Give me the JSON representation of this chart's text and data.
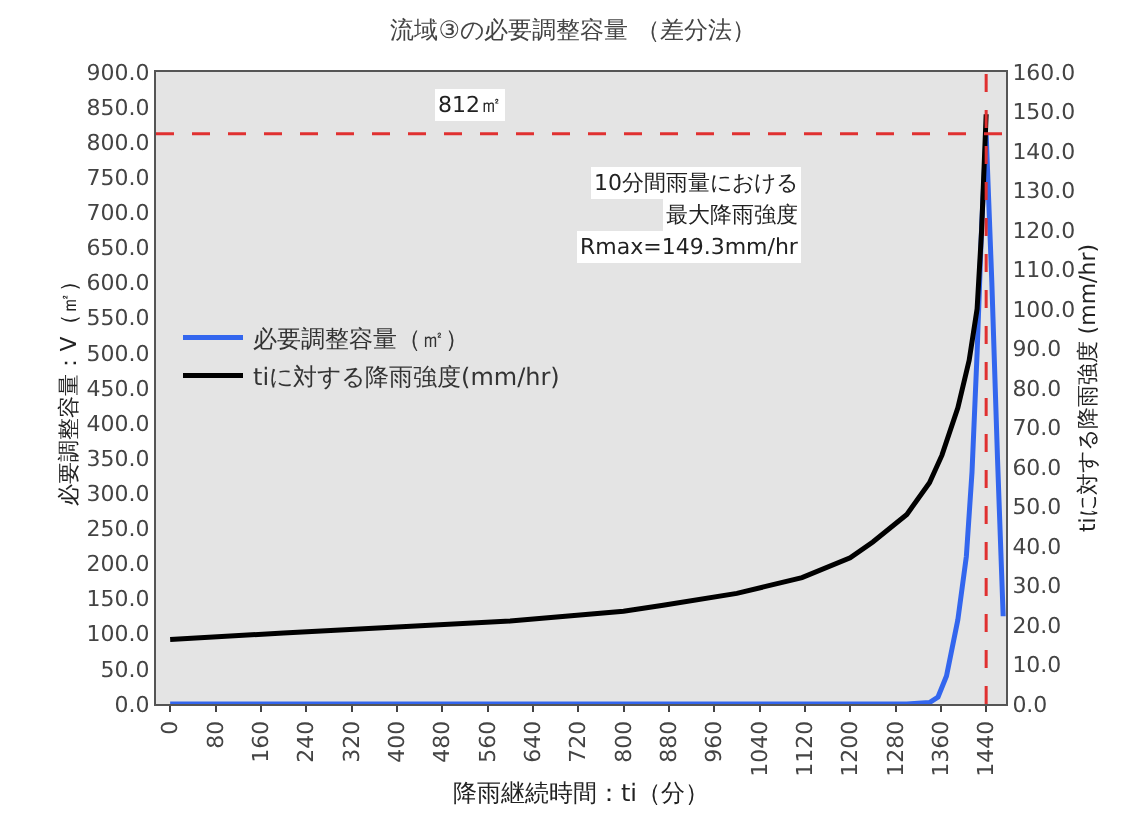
{
  "chart_data": {
    "type": "line",
    "title": "流域③の必要調整容量 （差分法）",
    "xlabel": "降雨継続時間：ti（分）",
    "ylabel": "必要調整容量：V（㎡）",
    "y2label": "tiに対する降雨強度 (mm/hr)",
    "xlim": [
      -25,
      1475
    ],
    "xticks": [
      0,
      80,
      160,
      240,
      320,
      400,
      480,
      560,
      640,
      720,
      800,
      880,
      960,
      1040,
      1120,
      1200,
      1280,
      1360,
      1440
    ],
    "ylim": [
      0,
      900
    ],
    "yticks": [
      {
        "value": 0,
        "label": "0.0"
      },
      {
        "value": 50,
        "label": "50.0"
      },
      {
        "value": 100,
        "label": "100.0"
      },
      {
        "value": 150,
        "label": "150.0"
      },
      {
        "value": 200,
        "label": "200.0"
      },
      {
        "value": 250,
        "label": "250.0"
      },
      {
        "value": 300,
        "label": "300.0"
      },
      {
        "value": 350,
        "label": "350.0"
      },
      {
        "value": 400,
        "label": "400.0"
      },
      {
        "value": 450,
        "label": "450.0"
      },
      {
        "value": 500,
        "label": "500.0"
      },
      {
        "value": 550,
        "label": "550.0"
      },
      {
        "value": 600,
        "label": "600.0"
      },
      {
        "value": 650,
        "label": "650.0"
      },
      {
        "value": 700,
        "label": "700.0"
      },
      {
        "value": 750,
        "label": "750.0"
      },
      {
        "value": 800,
        "label": "800.0"
      },
      {
        "value": 850,
        "label": "850.0"
      },
      {
        "value": 900,
        "label": "900.0"
      }
    ],
    "y2lim": [
      0,
      160
    ],
    "y2ticks": [
      {
        "value": 0,
        "label": "0.0"
      },
      {
        "value": 10,
        "label": "10.0"
      },
      {
        "value": 20,
        "label": "20.0"
      },
      {
        "value": 30,
        "label": "30.0"
      },
      {
        "value": 40,
        "label": "40.0"
      },
      {
        "value": 50,
        "label": "50.0"
      },
      {
        "value": 60,
        "label": "60.0"
      },
      {
        "value": 70,
        "label": "70.0"
      },
      {
        "value": 80,
        "label": "80.0"
      },
      {
        "value": 90,
        "label": "90.0"
      },
      {
        "value": 100,
        "label": "100.0"
      },
      {
        "value": 110,
        "label": "110.0"
      },
      {
        "value": 120,
        "label": "120.0"
      },
      {
        "value": 130,
        "label": "130.0"
      },
      {
        "value": 140,
        "label": "140.0"
      },
      {
        "value": 150,
        "label": "150.0"
      },
      {
        "value": 160,
        "label": "160.0"
      }
    ],
    "series": [
      {
        "name": "必要調整容量（㎡）",
        "color": "#3366ee",
        "x": [
          0,
          1300,
          1340,
          1355,
          1370,
          1390,
          1405,
          1415,
          1424,
          1432,
          1440,
          1450,
          1460,
          1470
        ],
        "values": [
          0,
          0,
          2,
          10,
          40,
          120,
          210,
          330,
          500,
          680,
          812,
          600,
          350,
          125
        ]
      },
      {
        "name": "tiに対する降雨強度(mm/hr)",
        "color": "#000000",
        "axis": "y2",
        "x": [
          0,
          200,
          400,
          600,
          800,
          870,
          1000,
          1115,
          1200,
          1240,
          1300,
          1340,
          1362,
          1390,
          1410,
          1424,
          1432,
          1440
        ],
        "values": [
          16.3,
          18,
          19.5,
          21,
          23.5,
          25,
          28,
          32,
          37,
          41,
          48,
          56,
          63,
          75,
          87,
          100,
          120,
          149.3
        ]
      }
    ],
    "ref_lines": [
      {
        "axis": "y",
        "value": 812,
        "label": "812㎡",
        "color": "#e03030",
        "line_style": "dashed"
      },
      {
        "axis": "x",
        "value": 1440,
        "color": "#e03030",
        "line_style": "dashed"
      }
    ],
    "annotations": [
      "10分間雨量における",
      "最大降雨強度",
      "Rmax=149.3mm/hr"
    ],
    "legend": "left",
    "grid": false,
    "line_style": "solid",
    "marker": "none"
  }
}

○ ○ ○

(Exercise)
Set down the complete material exactly, but do not include the images.

(Result)
Give me the JSON representation of this chart's text and data.
{
  "chart_data": {
    "type": "line",
    "title": "流域③の必要調整容量 （差分法）",
    "xlabel": "降雨継続時間：ti（分）",
    "ylabel": "必要調整容量：V（㎡）",
    "y2label": "tiに対する降雨強度 (mm/hr)",
    "xlim": [
      -25,
      1475
    ],
    "xticks": [
      0,
      80,
      160,
      240,
      320,
      400,
      480,
      560,
      640,
      720,
      800,
      880,
      960,
      1040,
      1120,
      1200,
      1280,
      1360,
      1440
    ],
    "ylim": [
      0,
      900
    ],
    "yticks": [
      {
        "value": 0,
        "label": "0.0"
      },
      {
        "value": 50,
        "label": "50.0"
      },
      {
        "value": 100,
        "label": "100.0"
      },
      {
        "value": 150,
        "label": "150.0"
      },
      {
        "value": 200,
        "label": "200.0"
      },
      {
        "value": 250,
        "label": "250.0"
      },
      {
        "value": 300,
        "label": "300.0"
      },
      {
        "value": 350,
        "label": "350.0"
      },
      {
        "value": 400,
        "label": "400.0"
      },
      {
        "value": 450,
        "label": "450.0"
      },
      {
        "value": 500,
        "label": "500.0"
      },
      {
        "value": 550,
        "label": "550.0"
      },
      {
        "value": 600,
        "label": "600.0"
      },
      {
        "value": 650,
        "label": "650.0"
      },
      {
        "value": 700,
        "label": "700.0"
      },
      {
        "value": 750,
        "label": "750.0"
      },
      {
        "value": 800,
        "label": "800.0"
      },
      {
        "value": 850,
        "label": "850.0"
      },
      {
        "value": 900,
        "label": "900.0"
      }
    ],
    "y2lim": [
      0,
      160
    ],
    "y2ticks": [
      {
        "value": 0,
        "label": "0.0"
      },
      {
        "value": 10,
        "label": "10.0"
      },
      {
        "value": 20,
        "label": "20.0"
      },
      {
        "value": 30,
        "label": "30.0"
      },
      {
        "value": 40,
        "label": "40.0"
      },
      {
        "value": 50,
        "label": "50.0"
      },
      {
        "value": 60,
        "label": "60.0"
      },
      {
        "value": 70,
        "label": "70.0"
      },
      {
        "value": 80,
        "label": "80.0"
      },
      {
        "value": 90,
        "label": "90.0"
      },
      {
        "value": 100,
        "label": "100.0"
      },
      {
        "value": 110,
        "label": "110.0"
      },
      {
        "value": 120,
        "label": "120.0"
      },
      {
        "value": 130,
        "label": "130.0"
      },
      {
        "value": 140,
        "label": "140.0"
      },
      {
        "value": 150,
        "label": "150.0"
      },
      {
        "value": 160,
        "label": "160.0"
      }
    ],
    "series": [
      {
        "name": "必要調整容量（㎡）",
        "color": "#3366ee",
        "x": [
          0,
          1300,
          1340,
          1355,
          1370,
          1390,
          1405,
          1415,
          1424,
          1432,
          1440,
          1450,
          1460,
          1470
        ],
        "values": [
          0,
          0,
          2,
          10,
          40,
          120,
          210,
          330,
          500,
          680,
          812,
          600,
          350,
          125
        ]
      },
      {
        "name": "tiに対する降雨強度(mm/hr)",
        "color": "#000000",
        "axis": "y2",
        "x": [
          0,
          200,
          400,
          600,
          800,
          870,
          1000,
          1115,
          1200,
          1240,
          1300,
          1340,
          1362,
          1390,
          1410,
          1424,
          1432,
          1440
        ],
        "values": [
          16.3,
          18,
          19.5,
          21,
          23.5,
          25,
          28,
          32,
          37,
          41,
          48,
          56,
          63,
          75,
          87,
          100,
          120,
          149.3
        ]
      }
    ],
    "ref_lines": [
      {
        "axis": "y",
        "value": 812,
        "label": "812㎡",
        "color": "#e03030",
        "line_style": "dashed"
      },
      {
        "axis": "x",
        "value": 1440,
        "color": "#e03030",
        "line_style": "dashed"
      }
    ],
    "annotations": [
      "10分間雨量における",
      "最大降雨強度",
      "Rmax=149.3mm/hr"
    ],
    "legend": "left",
    "grid": false,
    "line_style": "solid",
    "marker": "none"
  }
}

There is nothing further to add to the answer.